## START DATASET EXTRACT

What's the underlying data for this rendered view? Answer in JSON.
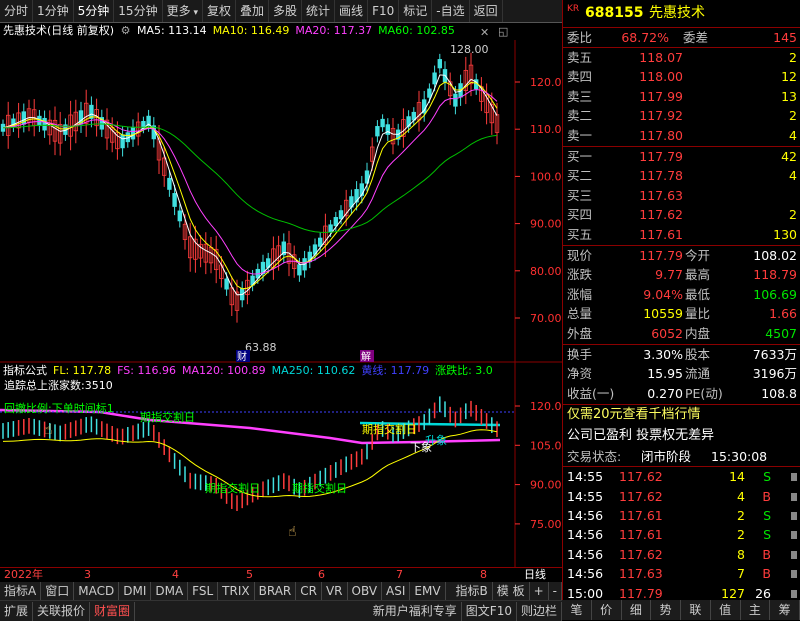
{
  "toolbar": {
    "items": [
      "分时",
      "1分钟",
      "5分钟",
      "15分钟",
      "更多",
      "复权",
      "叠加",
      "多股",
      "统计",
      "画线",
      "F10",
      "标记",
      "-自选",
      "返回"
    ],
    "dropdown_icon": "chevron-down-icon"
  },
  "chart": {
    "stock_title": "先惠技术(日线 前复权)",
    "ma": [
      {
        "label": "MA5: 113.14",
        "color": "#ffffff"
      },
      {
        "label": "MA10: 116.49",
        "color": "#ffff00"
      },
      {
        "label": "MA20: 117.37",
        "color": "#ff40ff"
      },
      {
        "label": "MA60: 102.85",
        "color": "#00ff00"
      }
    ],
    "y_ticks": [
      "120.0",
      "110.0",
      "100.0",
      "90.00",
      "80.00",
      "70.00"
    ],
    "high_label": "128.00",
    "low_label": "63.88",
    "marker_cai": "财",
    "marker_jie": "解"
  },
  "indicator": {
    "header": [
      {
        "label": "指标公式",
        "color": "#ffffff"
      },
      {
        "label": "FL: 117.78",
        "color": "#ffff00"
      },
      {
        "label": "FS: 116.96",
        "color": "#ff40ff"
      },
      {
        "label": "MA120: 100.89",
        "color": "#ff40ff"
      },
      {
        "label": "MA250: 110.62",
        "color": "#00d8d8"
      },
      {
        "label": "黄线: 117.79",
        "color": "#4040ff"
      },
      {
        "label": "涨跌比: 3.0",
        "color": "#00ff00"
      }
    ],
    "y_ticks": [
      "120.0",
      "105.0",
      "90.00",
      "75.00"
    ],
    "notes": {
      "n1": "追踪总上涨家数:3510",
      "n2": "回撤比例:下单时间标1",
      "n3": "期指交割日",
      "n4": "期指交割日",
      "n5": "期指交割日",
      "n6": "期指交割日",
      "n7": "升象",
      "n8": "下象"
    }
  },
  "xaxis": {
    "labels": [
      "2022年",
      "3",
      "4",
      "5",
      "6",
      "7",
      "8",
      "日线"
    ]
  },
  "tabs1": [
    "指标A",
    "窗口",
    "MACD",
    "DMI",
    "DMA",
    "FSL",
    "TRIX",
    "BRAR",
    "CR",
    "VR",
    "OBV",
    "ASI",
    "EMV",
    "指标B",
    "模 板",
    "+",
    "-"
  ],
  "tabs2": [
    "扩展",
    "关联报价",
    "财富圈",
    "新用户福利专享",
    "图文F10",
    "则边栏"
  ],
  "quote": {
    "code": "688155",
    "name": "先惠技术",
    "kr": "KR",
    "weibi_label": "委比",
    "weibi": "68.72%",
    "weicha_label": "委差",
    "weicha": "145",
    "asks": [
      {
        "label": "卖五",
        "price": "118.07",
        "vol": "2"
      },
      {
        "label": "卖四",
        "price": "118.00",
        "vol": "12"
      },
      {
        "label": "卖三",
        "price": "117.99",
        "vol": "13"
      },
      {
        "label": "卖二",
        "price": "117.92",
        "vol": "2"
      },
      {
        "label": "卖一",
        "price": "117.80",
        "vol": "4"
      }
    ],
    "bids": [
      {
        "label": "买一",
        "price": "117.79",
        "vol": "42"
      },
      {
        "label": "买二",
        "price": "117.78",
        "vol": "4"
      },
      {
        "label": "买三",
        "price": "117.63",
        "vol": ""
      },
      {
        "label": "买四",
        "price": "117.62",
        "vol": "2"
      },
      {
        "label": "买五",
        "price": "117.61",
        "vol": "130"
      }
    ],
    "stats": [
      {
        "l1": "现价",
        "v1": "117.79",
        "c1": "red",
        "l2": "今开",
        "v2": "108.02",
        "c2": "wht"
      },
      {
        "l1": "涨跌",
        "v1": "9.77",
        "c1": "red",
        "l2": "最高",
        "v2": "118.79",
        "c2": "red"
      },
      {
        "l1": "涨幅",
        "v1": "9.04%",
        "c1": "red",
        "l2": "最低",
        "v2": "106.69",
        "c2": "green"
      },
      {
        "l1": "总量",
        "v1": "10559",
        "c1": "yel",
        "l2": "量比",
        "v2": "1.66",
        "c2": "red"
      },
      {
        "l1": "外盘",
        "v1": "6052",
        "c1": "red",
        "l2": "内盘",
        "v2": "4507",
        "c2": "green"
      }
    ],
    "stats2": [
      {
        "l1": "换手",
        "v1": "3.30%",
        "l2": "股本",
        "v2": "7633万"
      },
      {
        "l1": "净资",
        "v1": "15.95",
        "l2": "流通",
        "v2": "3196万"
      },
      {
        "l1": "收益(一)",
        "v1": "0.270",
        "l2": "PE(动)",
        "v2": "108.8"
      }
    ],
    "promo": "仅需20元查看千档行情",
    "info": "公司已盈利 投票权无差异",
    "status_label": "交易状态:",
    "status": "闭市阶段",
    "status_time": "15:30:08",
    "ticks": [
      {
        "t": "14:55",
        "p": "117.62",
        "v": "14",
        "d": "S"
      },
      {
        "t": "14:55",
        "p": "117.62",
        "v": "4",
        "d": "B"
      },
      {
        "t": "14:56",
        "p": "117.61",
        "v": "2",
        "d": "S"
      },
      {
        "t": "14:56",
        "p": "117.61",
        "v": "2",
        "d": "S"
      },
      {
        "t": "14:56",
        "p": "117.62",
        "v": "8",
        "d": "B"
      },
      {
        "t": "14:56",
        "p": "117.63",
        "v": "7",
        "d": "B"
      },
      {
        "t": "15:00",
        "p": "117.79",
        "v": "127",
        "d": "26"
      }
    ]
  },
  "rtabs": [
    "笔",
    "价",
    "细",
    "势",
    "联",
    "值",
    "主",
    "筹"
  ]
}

## END DATASET EXTRACT
## START DATASET EXTRACT

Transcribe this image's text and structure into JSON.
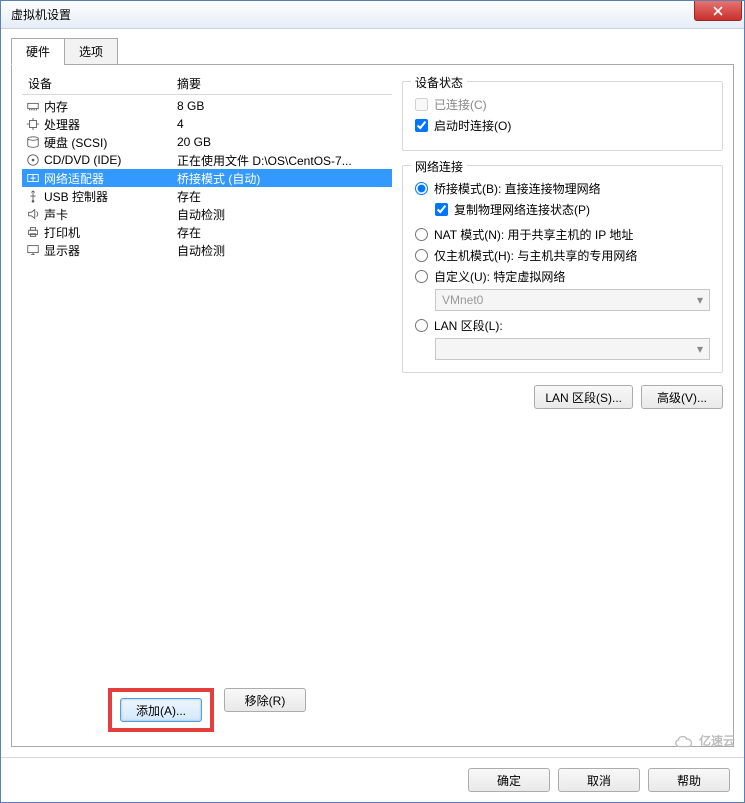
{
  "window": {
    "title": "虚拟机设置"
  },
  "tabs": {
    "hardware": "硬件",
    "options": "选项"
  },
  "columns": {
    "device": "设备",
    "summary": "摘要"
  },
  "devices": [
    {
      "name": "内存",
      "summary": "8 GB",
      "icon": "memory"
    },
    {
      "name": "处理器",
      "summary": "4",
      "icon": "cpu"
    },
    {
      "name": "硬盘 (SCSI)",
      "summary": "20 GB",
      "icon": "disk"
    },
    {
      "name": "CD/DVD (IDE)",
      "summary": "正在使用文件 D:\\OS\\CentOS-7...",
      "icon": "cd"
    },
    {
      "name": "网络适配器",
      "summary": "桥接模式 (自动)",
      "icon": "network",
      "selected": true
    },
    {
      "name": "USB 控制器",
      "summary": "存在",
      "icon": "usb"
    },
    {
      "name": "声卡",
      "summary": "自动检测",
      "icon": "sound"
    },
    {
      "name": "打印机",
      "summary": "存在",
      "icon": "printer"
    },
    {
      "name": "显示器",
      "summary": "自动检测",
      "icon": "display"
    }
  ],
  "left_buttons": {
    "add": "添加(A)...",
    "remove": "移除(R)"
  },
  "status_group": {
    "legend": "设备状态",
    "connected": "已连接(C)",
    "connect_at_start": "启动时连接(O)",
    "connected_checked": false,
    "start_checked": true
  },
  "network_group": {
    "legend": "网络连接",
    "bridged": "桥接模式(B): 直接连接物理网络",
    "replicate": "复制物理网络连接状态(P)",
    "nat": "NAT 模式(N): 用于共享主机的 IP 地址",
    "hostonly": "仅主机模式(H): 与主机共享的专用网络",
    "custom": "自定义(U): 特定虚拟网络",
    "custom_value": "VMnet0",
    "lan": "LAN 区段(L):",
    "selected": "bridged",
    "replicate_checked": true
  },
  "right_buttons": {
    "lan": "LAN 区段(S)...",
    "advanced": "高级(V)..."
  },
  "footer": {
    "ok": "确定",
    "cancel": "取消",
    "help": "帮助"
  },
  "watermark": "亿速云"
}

## END DATASET EXTRACT

• [GIVEN TASK] Read the data above and count the lines that include "icon". Answer only with the count.

• [FINISHED EXERCISE] 10